- What to produce
Pictures appear in the records below; write out everything else exactly.

::: Given entries :::

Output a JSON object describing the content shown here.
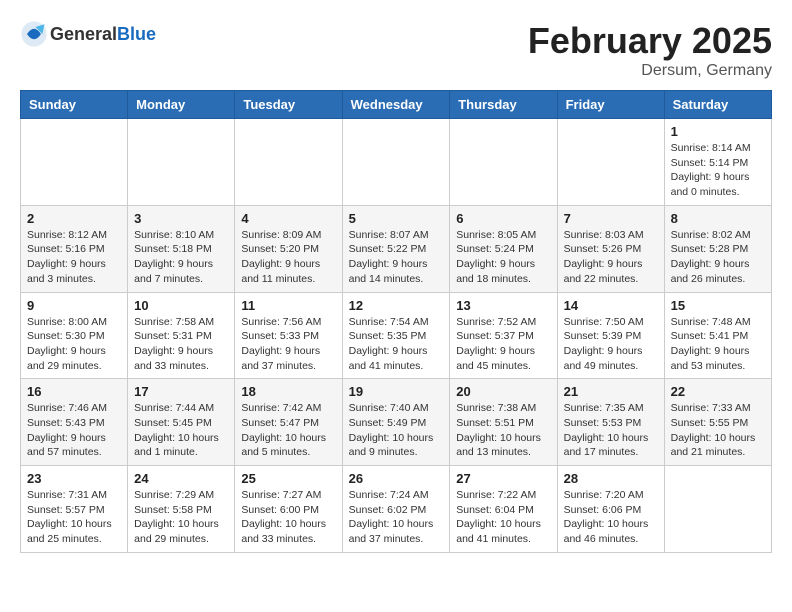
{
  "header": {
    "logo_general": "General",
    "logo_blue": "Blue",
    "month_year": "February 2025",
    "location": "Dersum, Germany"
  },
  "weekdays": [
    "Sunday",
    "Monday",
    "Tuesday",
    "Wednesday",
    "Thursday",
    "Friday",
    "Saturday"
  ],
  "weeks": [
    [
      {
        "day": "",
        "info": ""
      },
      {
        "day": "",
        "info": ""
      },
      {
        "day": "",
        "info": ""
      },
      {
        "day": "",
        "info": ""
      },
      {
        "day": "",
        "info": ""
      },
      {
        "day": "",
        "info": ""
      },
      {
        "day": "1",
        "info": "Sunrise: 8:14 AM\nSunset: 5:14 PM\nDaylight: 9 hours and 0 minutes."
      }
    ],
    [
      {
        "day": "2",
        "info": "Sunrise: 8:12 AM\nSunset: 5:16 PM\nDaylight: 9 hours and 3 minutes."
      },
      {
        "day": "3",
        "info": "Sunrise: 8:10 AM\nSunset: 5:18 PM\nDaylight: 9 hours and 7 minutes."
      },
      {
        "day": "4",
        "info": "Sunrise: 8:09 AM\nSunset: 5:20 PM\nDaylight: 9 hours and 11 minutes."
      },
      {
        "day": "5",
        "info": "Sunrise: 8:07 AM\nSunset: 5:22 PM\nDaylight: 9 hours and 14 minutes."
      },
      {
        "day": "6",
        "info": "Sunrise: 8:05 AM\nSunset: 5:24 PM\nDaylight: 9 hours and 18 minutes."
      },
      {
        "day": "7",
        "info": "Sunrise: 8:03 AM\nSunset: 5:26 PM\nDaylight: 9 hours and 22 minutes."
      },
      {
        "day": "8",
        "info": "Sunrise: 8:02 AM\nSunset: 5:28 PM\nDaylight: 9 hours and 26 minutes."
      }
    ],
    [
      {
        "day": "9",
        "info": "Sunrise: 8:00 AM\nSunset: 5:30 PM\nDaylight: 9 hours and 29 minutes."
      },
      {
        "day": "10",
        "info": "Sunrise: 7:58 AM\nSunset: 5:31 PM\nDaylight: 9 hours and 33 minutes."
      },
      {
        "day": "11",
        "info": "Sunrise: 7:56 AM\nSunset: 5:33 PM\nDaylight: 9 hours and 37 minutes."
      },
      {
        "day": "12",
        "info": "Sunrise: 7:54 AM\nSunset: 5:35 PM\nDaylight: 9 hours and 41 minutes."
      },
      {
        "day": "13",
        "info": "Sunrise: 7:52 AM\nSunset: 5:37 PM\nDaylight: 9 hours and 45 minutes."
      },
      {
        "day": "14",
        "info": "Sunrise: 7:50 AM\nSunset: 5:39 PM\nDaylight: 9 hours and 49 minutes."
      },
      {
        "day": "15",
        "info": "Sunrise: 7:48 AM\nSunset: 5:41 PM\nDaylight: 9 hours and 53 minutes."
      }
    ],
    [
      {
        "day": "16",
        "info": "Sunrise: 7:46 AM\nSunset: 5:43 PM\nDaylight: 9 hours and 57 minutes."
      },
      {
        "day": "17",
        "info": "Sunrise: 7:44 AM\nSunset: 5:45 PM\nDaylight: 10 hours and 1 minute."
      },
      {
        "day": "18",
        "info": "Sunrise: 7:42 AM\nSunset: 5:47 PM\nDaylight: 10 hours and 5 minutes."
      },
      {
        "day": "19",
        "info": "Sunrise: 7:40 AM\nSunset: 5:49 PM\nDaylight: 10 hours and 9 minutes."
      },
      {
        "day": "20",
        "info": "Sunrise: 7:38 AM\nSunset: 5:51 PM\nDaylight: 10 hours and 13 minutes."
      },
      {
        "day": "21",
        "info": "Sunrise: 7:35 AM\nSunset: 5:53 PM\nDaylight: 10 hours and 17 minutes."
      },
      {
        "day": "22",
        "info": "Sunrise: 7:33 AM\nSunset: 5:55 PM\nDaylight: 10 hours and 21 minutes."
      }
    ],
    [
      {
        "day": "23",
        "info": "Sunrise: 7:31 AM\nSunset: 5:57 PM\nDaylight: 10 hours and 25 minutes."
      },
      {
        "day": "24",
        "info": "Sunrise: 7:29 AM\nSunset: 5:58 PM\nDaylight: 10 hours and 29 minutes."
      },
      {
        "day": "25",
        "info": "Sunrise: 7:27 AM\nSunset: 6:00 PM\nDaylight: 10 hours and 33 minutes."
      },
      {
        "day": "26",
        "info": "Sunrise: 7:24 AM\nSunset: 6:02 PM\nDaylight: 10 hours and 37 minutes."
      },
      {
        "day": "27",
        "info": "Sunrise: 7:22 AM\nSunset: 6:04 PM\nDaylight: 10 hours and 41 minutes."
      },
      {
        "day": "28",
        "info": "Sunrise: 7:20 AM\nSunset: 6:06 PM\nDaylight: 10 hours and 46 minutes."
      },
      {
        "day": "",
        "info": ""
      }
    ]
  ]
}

:::

- Final result
Output a JSON object describing the content shown here.
{
  "header": {
    "logo_general": "General",
    "logo_blue": "Blue",
    "month_year": "February 2025",
    "location": "Dersum, Germany"
  },
  "weekdays": [
    "Sunday",
    "Monday",
    "Tuesday",
    "Wednesday",
    "Thursday",
    "Friday",
    "Saturday"
  ],
  "weeks": [
    [
      {
        "day": "",
        "info": ""
      },
      {
        "day": "",
        "info": ""
      },
      {
        "day": "",
        "info": ""
      },
      {
        "day": "",
        "info": ""
      },
      {
        "day": "",
        "info": ""
      },
      {
        "day": "",
        "info": ""
      },
      {
        "day": "1",
        "info": "Sunrise: 8:14 AM\nSunset: 5:14 PM\nDaylight: 9 hours and 0 minutes."
      }
    ],
    [
      {
        "day": "2",
        "info": "Sunrise: 8:12 AM\nSunset: 5:16 PM\nDaylight: 9 hours and 3 minutes."
      },
      {
        "day": "3",
        "info": "Sunrise: 8:10 AM\nSunset: 5:18 PM\nDaylight: 9 hours and 7 minutes."
      },
      {
        "day": "4",
        "info": "Sunrise: 8:09 AM\nSunset: 5:20 PM\nDaylight: 9 hours and 11 minutes."
      },
      {
        "day": "5",
        "info": "Sunrise: 8:07 AM\nSunset: 5:22 PM\nDaylight: 9 hours and 14 minutes."
      },
      {
        "day": "6",
        "info": "Sunrise: 8:05 AM\nSunset: 5:24 PM\nDaylight: 9 hours and 18 minutes."
      },
      {
        "day": "7",
        "info": "Sunrise: 8:03 AM\nSunset: 5:26 PM\nDaylight: 9 hours and 22 minutes."
      },
      {
        "day": "8",
        "info": "Sunrise: 8:02 AM\nSunset: 5:28 PM\nDaylight: 9 hours and 26 minutes."
      }
    ],
    [
      {
        "day": "9",
        "info": "Sunrise: 8:00 AM\nSunset: 5:30 PM\nDaylight: 9 hours and 29 minutes."
      },
      {
        "day": "10",
        "info": "Sunrise: 7:58 AM\nSunset: 5:31 PM\nDaylight: 9 hours and 33 minutes."
      },
      {
        "day": "11",
        "info": "Sunrise: 7:56 AM\nSunset: 5:33 PM\nDaylight: 9 hours and 37 minutes."
      },
      {
        "day": "12",
        "info": "Sunrise: 7:54 AM\nSunset: 5:35 PM\nDaylight: 9 hours and 41 minutes."
      },
      {
        "day": "13",
        "info": "Sunrise: 7:52 AM\nSunset: 5:37 PM\nDaylight: 9 hours and 45 minutes."
      },
      {
        "day": "14",
        "info": "Sunrise: 7:50 AM\nSunset: 5:39 PM\nDaylight: 9 hours and 49 minutes."
      },
      {
        "day": "15",
        "info": "Sunrise: 7:48 AM\nSunset: 5:41 PM\nDaylight: 9 hours and 53 minutes."
      }
    ],
    [
      {
        "day": "16",
        "info": "Sunrise: 7:46 AM\nSunset: 5:43 PM\nDaylight: 9 hours and 57 minutes."
      },
      {
        "day": "17",
        "info": "Sunrise: 7:44 AM\nSunset: 5:45 PM\nDaylight: 10 hours and 1 minute."
      },
      {
        "day": "18",
        "info": "Sunrise: 7:42 AM\nSunset: 5:47 PM\nDaylight: 10 hours and 5 minutes."
      },
      {
        "day": "19",
        "info": "Sunrise: 7:40 AM\nSunset: 5:49 PM\nDaylight: 10 hours and 9 minutes."
      },
      {
        "day": "20",
        "info": "Sunrise: 7:38 AM\nSunset: 5:51 PM\nDaylight: 10 hours and 13 minutes."
      },
      {
        "day": "21",
        "info": "Sunrise: 7:35 AM\nSunset: 5:53 PM\nDaylight: 10 hours and 17 minutes."
      },
      {
        "day": "22",
        "info": "Sunrise: 7:33 AM\nSunset: 5:55 PM\nDaylight: 10 hours and 21 minutes."
      }
    ],
    [
      {
        "day": "23",
        "info": "Sunrise: 7:31 AM\nSunset: 5:57 PM\nDaylight: 10 hours and 25 minutes."
      },
      {
        "day": "24",
        "info": "Sunrise: 7:29 AM\nSunset: 5:58 PM\nDaylight: 10 hours and 29 minutes."
      },
      {
        "day": "25",
        "info": "Sunrise: 7:27 AM\nSunset: 6:00 PM\nDaylight: 10 hours and 33 minutes."
      },
      {
        "day": "26",
        "info": "Sunrise: 7:24 AM\nSunset: 6:02 PM\nDaylight: 10 hours and 37 minutes."
      },
      {
        "day": "27",
        "info": "Sunrise: 7:22 AM\nSunset: 6:04 PM\nDaylight: 10 hours and 41 minutes."
      },
      {
        "day": "28",
        "info": "Sunrise: 7:20 AM\nSunset: 6:06 PM\nDaylight: 10 hours and 46 minutes."
      },
      {
        "day": "",
        "info": ""
      }
    ]
  ]
}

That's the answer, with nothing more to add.